● WHAT IS REQUIRED
Write out the listing beneath this instruction in its entirety, exactly as it reads.

● GIVEN INFORMATION
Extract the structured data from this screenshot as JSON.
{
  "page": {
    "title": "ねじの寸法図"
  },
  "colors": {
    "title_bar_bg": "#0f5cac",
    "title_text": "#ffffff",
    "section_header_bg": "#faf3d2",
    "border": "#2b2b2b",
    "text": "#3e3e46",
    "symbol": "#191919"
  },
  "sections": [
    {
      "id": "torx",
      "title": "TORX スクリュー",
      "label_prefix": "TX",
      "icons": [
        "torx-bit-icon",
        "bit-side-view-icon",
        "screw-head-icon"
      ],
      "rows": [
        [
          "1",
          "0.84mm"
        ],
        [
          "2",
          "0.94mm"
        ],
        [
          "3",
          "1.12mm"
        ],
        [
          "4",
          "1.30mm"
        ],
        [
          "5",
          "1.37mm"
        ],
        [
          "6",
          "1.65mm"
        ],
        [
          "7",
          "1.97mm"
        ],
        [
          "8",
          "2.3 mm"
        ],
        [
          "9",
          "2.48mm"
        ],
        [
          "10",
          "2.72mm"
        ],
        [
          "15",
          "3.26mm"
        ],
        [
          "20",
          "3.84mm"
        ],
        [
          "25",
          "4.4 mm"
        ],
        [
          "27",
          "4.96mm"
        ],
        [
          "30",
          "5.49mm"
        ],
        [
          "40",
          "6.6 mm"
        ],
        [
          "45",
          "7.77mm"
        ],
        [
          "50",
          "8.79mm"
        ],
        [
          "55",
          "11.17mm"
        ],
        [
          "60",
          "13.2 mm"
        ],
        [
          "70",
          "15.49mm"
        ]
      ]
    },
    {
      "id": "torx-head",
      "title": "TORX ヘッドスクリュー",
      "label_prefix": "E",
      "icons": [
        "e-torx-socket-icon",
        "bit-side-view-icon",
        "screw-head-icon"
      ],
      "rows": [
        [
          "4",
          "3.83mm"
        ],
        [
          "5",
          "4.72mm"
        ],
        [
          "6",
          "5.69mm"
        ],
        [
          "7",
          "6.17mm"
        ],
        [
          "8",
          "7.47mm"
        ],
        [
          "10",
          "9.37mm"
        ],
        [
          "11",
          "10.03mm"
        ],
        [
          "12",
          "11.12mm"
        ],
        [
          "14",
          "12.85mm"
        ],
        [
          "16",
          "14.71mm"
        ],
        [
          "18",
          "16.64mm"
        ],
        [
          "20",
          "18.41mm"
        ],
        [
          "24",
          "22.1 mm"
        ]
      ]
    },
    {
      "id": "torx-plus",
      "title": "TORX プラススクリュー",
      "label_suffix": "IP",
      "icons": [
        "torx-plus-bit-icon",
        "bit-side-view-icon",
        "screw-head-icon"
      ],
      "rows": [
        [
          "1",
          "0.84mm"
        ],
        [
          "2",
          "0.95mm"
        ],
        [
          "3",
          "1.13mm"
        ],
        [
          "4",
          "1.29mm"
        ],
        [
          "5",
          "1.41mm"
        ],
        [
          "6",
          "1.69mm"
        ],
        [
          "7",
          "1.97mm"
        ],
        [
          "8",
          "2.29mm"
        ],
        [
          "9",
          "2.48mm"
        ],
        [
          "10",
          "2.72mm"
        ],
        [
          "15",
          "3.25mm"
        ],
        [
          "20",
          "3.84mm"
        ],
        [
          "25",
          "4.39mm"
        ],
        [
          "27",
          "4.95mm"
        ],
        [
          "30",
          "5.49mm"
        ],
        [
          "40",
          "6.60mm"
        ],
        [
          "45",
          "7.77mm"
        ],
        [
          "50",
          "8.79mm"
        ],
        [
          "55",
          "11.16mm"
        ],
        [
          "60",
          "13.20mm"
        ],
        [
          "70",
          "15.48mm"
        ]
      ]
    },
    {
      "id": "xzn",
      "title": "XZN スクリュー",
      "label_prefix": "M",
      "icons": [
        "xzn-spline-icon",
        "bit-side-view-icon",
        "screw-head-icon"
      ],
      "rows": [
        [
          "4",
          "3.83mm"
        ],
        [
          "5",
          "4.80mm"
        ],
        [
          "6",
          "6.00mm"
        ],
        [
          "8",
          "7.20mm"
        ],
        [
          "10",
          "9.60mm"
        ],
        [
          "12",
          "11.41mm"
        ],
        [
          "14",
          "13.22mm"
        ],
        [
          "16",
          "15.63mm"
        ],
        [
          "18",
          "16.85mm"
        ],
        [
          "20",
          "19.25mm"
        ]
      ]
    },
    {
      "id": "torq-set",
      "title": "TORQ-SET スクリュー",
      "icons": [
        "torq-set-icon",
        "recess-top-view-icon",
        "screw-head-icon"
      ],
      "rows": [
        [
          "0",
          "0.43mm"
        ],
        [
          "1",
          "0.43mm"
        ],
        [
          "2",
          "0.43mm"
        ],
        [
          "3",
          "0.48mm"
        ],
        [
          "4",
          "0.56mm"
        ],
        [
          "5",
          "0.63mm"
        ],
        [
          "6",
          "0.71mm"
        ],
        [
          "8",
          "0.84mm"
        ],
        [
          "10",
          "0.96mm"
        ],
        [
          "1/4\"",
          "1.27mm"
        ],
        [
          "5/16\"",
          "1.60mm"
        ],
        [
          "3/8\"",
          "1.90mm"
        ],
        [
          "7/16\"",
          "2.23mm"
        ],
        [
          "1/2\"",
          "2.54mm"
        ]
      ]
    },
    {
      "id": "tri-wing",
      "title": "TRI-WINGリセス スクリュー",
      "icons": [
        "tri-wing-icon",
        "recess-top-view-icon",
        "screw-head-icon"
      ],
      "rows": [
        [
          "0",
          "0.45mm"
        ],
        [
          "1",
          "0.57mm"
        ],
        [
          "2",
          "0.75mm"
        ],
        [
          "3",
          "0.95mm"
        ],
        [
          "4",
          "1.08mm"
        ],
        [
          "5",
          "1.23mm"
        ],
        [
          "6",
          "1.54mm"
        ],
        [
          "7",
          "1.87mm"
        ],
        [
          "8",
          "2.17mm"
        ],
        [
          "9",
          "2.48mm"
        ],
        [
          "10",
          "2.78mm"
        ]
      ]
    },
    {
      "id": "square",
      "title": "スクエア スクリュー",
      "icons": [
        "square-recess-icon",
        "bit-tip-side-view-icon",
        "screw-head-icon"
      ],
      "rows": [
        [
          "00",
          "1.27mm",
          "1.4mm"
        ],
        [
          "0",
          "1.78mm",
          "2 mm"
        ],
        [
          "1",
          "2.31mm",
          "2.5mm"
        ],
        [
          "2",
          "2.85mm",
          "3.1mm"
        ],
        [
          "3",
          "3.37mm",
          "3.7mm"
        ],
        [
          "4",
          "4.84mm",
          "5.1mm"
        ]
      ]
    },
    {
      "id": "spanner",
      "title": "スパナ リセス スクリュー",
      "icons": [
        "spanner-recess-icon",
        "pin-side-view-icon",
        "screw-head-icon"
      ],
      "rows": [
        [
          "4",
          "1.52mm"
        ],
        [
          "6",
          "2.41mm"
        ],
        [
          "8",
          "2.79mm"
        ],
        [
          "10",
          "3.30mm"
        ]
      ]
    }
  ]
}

● RESULT
Extract the structured data from this screenshot as JSON.
{
  "page": {
    "title": "ねじの寸法図"
  },
  "colors": {
    "title_bar_bg": "#0f5cac",
    "title_text": "#ffffff",
    "section_header_bg": "#faf3d2",
    "border": "#2b2b2b",
    "text": "#3e3e46",
    "symbol": "#191919"
  },
  "sections": [
    {
      "id": "torx",
      "title": "TORX スクリュー",
      "label_prefix": "TX",
      "icons": [
        "torx-bit-icon",
        "bit-side-view-icon",
        "screw-head-icon"
      ],
      "rows": [
        [
          "1",
          "0.84mm"
        ],
        [
          "2",
          "0.94mm"
        ],
        [
          "3",
          "1.12mm"
        ],
        [
          "4",
          "1.30mm"
        ],
        [
          "5",
          "1.37mm"
        ],
        [
          "6",
          "1.65mm"
        ],
        [
          "7",
          "1.97mm"
        ],
        [
          "8",
          "2.3 mm"
        ],
        [
          "9",
          "2.48mm"
        ],
        [
          "10",
          "2.72mm"
        ],
        [
          "15",
          "3.26mm"
        ],
        [
          "20",
          "3.84mm"
        ],
        [
          "25",
          "4.4 mm"
        ],
        [
          "27",
          "4.96mm"
        ],
        [
          "30",
          "5.49mm"
        ],
        [
          "40",
          "6.6 mm"
        ],
        [
          "45",
          "7.77mm"
        ],
        [
          "50",
          "8.79mm"
        ],
        [
          "55",
          "11.17mm"
        ],
        [
          "60",
          "13.2 mm"
        ],
        [
          "70",
          "15.49mm"
        ]
      ]
    },
    {
      "id": "torx-head",
      "title": "TORX ヘッドスクリュー",
      "label_prefix": "E",
      "icons": [
        "e-torx-socket-icon",
        "bit-side-view-icon",
        "screw-head-icon"
      ],
      "rows": [
        [
          "4",
          "3.83mm"
        ],
        [
          "5",
          "4.72mm"
        ],
        [
          "6",
          "5.69mm"
        ],
        [
          "7",
          "6.17mm"
        ],
        [
          "8",
          "7.47mm"
        ],
        [
          "10",
          "9.37mm"
        ],
        [
          "11",
          "10.03mm"
        ],
        [
          "12",
          "11.12mm"
        ],
        [
          "14",
          "12.85mm"
        ],
        [
          "16",
          "14.71mm"
        ],
        [
          "18",
          "16.64mm"
        ],
        [
          "20",
          "18.41mm"
        ],
        [
          "24",
          "22.1 mm"
        ]
      ]
    },
    {
      "id": "torx-plus",
      "title": "TORX プラススクリュー",
      "label_suffix": "IP",
      "icons": [
        "torx-plus-bit-icon",
        "bit-side-view-icon",
        "screw-head-icon"
      ],
      "rows": [
        [
          "1",
          "0.84mm"
        ],
        [
          "2",
          "0.95mm"
        ],
        [
          "3",
          "1.13mm"
        ],
        [
          "4",
          "1.29mm"
        ],
        [
          "5",
          "1.41mm"
        ],
        [
          "6",
          "1.69mm"
        ],
        [
          "7",
          "1.97mm"
        ],
        [
          "8",
          "2.29mm"
        ],
        [
          "9",
          "2.48mm"
        ],
        [
          "10",
          "2.72mm"
        ],
        [
          "15",
          "3.25mm"
        ],
        [
          "20",
          "3.84mm"
        ],
        [
          "25",
          "4.39mm"
        ],
        [
          "27",
          "4.95mm"
        ],
        [
          "30",
          "5.49mm"
        ],
        [
          "40",
          "6.60mm"
        ],
        [
          "45",
          "7.77mm"
        ],
        [
          "50",
          "8.79mm"
        ],
        [
          "55",
          "11.16mm"
        ],
        [
          "60",
          "13.20mm"
        ],
        [
          "70",
          "15.48mm"
        ]
      ]
    },
    {
      "id": "xzn",
      "title": "XZN スクリュー",
      "label_prefix": "M",
      "icons": [
        "xzn-spline-icon",
        "bit-side-view-icon",
        "screw-head-icon"
      ],
      "rows": [
        [
          "4",
          "3.83mm"
        ],
        [
          "5",
          "4.80mm"
        ],
        [
          "6",
          "6.00mm"
        ],
        [
          "8",
          "7.20mm"
        ],
        [
          "10",
          "9.60mm"
        ],
        [
          "12",
          "11.41mm"
        ],
        [
          "14",
          "13.22mm"
        ],
        [
          "16",
          "15.63mm"
        ],
        [
          "18",
          "16.85mm"
        ],
        [
          "20",
          "19.25mm"
        ]
      ]
    },
    {
      "id": "torq-set",
      "title": "TORQ-SET スクリュー",
      "icons": [
        "torq-set-icon",
        "recess-top-view-icon",
        "screw-head-icon"
      ],
      "rows": [
        [
          "0",
          "0.43mm"
        ],
        [
          "1",
          "0.43mm"
        ],
        [
          "2",
          "0.43mm"
        ],
        [
          "3",
          "0.48mm"
        ],
        [
          "4",
          "0.56mm"
        ],
        [
          "5",
          "0.63mm"
        ],
        [
          "6",
          "0.71mm"
        ],
        [
          "8",
          "0.84mm"
        ],
        [
          "10",
          "0.96mm"
        ],
        [
          "1/4\"",
          "1.27mm"
        ],
        [
          "5/16\"",
          "1.60mm"
        ],
        [
          "3/8\"",
          "1.90mm"
        ],
        [
          "7/16\"",
          "2.23mm"
        ],
        [
          "1/2\"",
          "2.54mm"
        ]
      ]
    },
    {
      "id": "tri-wing",
      "title": "TRI-WINGリセス スクリュー",
      "icons": [
        "tri-wing-icon",
        "recess-top-view-icon",
        "screw-head-icon"
      ],
      "rows": [
        [
          "0",
          "0.45mm"
        ],
        [
          "1",
          "0.57mm"
        ],
        [
          "2",
          "0.75mm"
        ],
        [
          "3",
          "0.95mm"
        ],
        [
          "4",
          "1.08mm"
        ],
        [
          "5",
          "1.23mm"
        ],
        [
          "6",
          "1.54mm"
        ],
        [
          "7",
          "1.87mm"
        ],
        [
          "8",
          "2.17mm"
        ],
        [
          "9",
          "2.48mm"
        ],
        [
          "10",
          "2.78mm"
        ]
      ]
    },
    {
      "id": "square",
      "title": "スクエア スクリュー",
      "icons": [
        "square-recess-icon",
        "bit-tip-side-view-icon",
        "screw-head-icon"
      ],
      "rows": [
        [
          "00",
          "1.27mm",
          "1.4mm"
        ],
        [
          "0",
          "1.78mm",
          "2 mm"
        ],
        [
          "1",
          "2.31mm",
          "2.5mm"
        ],
        [
          "2",
          "2.85mm",
          "3.1mm"
        ],
        [
          "3",
          "3.37mm",
          "3.7mm"
        ],
        [
          "4",
          "4.84mm",
          "5.1mm"
        ]
      ]
    },
    {
      "id": "spanner",
      "title": "スパナ リセス スクリュー",
      "icons": [
        "spanner-recess-icon",
        "pin-side-view-icon",
        "screw-head-icon"
      ],
      "rows": [
        [
          "4",
          "1.52mm"
        ],
        [
          "6",
          "2.41mm"
        ],
        [
          "8",
          "2.79mm"
        ],
        [
          "10",
          "3.30mm"
        ]
      ]
    }
  ]
}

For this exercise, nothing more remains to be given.